## SET EXERCISE
Copy, in full, each line of the material that holds the word "screenshot".
___ EXERCISE MATERIALS
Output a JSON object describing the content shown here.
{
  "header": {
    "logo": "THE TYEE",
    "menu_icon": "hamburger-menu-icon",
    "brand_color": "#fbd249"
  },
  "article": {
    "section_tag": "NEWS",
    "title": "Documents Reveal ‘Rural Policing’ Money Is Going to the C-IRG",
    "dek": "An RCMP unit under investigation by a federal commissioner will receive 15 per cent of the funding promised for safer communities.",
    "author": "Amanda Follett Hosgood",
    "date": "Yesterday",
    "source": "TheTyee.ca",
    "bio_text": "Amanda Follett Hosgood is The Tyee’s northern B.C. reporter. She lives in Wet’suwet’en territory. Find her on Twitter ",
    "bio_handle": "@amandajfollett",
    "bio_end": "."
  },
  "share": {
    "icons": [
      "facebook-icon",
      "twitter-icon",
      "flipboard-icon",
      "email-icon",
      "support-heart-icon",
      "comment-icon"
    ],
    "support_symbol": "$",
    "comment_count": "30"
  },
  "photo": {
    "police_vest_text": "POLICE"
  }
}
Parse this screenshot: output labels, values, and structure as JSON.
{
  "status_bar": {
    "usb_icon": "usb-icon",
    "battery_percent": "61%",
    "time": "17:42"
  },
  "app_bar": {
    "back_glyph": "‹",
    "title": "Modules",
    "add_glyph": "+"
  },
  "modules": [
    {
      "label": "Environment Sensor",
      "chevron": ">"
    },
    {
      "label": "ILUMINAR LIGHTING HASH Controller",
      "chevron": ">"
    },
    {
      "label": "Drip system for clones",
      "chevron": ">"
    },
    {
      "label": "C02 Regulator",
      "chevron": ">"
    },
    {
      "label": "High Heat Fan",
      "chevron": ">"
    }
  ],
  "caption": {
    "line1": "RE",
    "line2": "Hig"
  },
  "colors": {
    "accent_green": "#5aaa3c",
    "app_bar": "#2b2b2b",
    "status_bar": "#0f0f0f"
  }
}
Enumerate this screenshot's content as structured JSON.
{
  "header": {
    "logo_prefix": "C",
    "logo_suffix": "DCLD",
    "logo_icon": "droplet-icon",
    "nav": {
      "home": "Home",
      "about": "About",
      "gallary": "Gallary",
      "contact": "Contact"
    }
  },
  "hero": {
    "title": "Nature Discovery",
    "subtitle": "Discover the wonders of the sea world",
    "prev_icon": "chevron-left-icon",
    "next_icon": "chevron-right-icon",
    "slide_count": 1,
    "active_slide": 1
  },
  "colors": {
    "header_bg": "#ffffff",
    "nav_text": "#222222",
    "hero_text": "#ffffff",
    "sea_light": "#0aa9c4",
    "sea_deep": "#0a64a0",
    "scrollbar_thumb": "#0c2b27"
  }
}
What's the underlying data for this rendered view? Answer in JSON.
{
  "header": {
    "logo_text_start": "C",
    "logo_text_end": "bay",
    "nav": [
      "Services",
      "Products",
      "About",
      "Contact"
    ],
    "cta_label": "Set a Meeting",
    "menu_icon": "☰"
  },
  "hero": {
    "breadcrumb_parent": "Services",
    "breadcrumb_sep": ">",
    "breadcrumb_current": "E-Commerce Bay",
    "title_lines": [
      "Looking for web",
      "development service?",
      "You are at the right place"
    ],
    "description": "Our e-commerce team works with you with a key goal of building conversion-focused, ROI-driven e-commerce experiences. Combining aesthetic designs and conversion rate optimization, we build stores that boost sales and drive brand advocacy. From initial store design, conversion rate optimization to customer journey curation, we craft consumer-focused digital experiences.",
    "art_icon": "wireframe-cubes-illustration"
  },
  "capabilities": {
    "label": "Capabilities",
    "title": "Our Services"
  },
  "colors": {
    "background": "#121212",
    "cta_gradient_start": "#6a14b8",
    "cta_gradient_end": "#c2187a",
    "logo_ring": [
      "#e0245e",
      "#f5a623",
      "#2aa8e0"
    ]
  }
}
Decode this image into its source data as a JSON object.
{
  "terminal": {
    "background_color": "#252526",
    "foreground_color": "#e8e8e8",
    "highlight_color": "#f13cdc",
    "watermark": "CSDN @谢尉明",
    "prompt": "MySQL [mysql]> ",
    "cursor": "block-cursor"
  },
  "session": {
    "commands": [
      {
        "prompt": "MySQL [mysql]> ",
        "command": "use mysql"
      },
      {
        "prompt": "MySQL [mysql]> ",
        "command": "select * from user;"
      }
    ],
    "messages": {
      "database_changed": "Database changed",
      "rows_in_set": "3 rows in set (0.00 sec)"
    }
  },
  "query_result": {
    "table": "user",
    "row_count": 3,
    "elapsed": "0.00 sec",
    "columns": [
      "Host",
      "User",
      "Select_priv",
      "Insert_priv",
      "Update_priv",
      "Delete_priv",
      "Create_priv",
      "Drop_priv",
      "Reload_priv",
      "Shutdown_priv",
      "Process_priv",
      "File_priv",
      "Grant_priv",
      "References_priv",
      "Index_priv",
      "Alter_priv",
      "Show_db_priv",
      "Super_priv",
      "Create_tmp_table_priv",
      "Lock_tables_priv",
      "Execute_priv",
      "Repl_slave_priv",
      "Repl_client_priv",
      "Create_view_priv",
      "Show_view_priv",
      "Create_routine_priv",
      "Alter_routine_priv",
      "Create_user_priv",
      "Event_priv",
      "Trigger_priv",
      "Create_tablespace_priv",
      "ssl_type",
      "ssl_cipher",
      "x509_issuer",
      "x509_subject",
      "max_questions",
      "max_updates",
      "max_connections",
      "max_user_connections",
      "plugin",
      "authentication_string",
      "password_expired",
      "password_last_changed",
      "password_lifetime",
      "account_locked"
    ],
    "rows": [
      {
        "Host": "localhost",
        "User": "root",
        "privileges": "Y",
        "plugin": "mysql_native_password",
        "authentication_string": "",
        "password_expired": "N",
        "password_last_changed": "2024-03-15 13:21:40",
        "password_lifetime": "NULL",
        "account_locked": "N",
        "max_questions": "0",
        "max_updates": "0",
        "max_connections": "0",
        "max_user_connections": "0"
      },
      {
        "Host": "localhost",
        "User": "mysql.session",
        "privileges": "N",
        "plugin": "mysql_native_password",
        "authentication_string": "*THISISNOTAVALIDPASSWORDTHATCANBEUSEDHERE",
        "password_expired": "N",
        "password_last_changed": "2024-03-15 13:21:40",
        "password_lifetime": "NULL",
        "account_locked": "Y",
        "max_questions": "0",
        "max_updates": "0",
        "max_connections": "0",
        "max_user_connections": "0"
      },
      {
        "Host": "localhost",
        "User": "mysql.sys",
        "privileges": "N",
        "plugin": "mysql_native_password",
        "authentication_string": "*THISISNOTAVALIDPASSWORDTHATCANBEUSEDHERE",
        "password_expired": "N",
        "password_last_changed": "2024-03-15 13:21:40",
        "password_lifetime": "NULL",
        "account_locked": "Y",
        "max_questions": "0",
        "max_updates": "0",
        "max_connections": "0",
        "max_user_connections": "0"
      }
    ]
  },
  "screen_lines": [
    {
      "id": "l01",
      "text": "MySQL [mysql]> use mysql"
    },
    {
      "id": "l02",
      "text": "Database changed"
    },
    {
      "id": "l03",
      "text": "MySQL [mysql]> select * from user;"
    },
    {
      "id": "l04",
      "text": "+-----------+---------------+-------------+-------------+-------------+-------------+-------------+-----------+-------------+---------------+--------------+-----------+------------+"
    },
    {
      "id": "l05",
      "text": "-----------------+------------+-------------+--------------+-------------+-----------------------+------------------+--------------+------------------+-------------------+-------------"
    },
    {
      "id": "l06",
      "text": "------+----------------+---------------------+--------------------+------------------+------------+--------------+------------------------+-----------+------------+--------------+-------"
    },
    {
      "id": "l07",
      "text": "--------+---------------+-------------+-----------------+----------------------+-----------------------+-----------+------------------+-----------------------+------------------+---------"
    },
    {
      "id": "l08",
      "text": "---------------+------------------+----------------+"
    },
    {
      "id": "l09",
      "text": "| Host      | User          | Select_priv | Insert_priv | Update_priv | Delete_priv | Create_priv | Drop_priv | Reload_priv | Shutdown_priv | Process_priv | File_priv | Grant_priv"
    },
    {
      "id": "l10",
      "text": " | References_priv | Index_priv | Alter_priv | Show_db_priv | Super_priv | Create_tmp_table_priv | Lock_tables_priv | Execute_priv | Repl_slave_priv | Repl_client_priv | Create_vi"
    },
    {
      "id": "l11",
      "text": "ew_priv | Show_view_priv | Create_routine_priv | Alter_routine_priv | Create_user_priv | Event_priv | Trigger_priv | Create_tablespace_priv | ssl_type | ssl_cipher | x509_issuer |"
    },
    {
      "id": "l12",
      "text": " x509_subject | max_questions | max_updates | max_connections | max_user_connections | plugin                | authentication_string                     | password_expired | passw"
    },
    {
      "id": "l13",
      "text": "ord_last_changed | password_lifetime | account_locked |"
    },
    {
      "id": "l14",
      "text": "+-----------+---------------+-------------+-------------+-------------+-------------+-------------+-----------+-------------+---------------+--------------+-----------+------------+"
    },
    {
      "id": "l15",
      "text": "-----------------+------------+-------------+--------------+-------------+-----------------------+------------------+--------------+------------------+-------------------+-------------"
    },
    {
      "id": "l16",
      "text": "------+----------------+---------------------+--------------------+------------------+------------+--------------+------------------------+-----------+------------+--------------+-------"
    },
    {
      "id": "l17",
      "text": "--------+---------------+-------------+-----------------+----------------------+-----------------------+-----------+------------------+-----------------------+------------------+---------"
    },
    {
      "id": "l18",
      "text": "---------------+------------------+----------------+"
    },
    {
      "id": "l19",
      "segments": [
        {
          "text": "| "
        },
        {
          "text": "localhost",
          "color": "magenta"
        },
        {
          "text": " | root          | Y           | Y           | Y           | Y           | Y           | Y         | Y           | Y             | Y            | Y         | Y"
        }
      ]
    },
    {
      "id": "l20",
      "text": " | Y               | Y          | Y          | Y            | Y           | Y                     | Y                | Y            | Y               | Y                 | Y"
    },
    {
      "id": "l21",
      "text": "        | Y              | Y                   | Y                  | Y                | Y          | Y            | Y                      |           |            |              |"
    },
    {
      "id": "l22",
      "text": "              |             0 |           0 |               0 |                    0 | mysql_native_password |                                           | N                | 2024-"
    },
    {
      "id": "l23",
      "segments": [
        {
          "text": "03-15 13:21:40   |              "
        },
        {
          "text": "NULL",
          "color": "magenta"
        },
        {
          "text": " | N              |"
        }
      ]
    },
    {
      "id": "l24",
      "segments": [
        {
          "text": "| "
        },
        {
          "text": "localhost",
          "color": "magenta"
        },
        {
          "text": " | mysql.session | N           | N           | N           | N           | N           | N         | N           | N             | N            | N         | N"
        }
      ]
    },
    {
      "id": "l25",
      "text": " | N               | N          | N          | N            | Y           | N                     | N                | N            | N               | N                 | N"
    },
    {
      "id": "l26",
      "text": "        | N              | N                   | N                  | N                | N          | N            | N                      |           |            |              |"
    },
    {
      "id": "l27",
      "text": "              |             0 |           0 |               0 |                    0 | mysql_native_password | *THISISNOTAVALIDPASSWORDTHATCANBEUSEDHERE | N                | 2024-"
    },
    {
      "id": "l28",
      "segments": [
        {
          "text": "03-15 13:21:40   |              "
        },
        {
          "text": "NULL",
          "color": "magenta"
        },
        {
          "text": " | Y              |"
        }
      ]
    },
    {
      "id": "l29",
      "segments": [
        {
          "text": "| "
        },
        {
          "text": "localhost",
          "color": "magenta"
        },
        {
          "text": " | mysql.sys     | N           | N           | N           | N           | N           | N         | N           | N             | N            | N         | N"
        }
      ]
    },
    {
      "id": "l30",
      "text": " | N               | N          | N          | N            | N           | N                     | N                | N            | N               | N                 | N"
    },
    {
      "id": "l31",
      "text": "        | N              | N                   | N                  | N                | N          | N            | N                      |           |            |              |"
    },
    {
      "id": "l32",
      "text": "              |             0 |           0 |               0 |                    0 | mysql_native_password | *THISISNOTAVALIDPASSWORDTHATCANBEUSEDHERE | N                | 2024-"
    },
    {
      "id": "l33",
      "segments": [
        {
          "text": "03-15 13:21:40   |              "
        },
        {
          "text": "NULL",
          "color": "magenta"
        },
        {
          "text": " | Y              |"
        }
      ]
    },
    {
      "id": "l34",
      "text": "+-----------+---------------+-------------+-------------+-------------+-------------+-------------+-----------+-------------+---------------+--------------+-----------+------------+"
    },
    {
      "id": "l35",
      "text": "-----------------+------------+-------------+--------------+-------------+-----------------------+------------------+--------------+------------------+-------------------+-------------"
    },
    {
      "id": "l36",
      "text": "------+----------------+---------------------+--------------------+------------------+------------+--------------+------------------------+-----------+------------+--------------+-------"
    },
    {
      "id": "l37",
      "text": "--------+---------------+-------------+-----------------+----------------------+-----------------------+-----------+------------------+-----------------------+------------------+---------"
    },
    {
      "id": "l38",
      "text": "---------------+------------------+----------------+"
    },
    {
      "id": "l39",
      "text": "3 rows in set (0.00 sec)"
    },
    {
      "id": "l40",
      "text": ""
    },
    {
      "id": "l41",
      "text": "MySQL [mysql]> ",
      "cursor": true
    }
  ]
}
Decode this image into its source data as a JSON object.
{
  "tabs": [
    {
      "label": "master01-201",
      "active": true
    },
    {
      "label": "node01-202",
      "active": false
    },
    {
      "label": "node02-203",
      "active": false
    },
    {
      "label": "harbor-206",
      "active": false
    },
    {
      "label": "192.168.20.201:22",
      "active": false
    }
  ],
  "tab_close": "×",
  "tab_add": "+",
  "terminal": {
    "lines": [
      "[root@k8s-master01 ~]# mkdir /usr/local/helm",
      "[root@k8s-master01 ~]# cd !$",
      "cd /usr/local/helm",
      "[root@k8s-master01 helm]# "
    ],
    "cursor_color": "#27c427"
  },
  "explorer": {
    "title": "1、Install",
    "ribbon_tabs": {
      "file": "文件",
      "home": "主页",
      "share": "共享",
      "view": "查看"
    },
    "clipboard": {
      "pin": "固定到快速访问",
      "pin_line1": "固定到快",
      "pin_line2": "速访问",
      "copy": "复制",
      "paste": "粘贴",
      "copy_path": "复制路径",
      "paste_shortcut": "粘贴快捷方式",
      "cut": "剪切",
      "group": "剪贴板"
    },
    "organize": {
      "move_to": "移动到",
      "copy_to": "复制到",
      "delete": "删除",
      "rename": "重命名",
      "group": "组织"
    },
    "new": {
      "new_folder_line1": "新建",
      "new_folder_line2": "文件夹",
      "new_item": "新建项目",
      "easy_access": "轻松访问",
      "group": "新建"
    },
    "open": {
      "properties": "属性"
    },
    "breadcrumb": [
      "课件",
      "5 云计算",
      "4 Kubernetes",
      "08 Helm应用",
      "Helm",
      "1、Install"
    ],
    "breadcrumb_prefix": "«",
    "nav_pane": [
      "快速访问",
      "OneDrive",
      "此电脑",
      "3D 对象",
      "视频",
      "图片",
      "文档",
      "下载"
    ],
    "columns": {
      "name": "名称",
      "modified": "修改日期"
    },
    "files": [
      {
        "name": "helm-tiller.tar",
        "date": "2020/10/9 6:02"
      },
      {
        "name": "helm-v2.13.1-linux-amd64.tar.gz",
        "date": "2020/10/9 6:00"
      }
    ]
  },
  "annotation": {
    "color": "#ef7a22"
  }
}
______
## EXERCISE ANSWER
Parse this screenshot: output labels, values, and structure as JSON.
Enumerate this screenshot's content as structured JSON.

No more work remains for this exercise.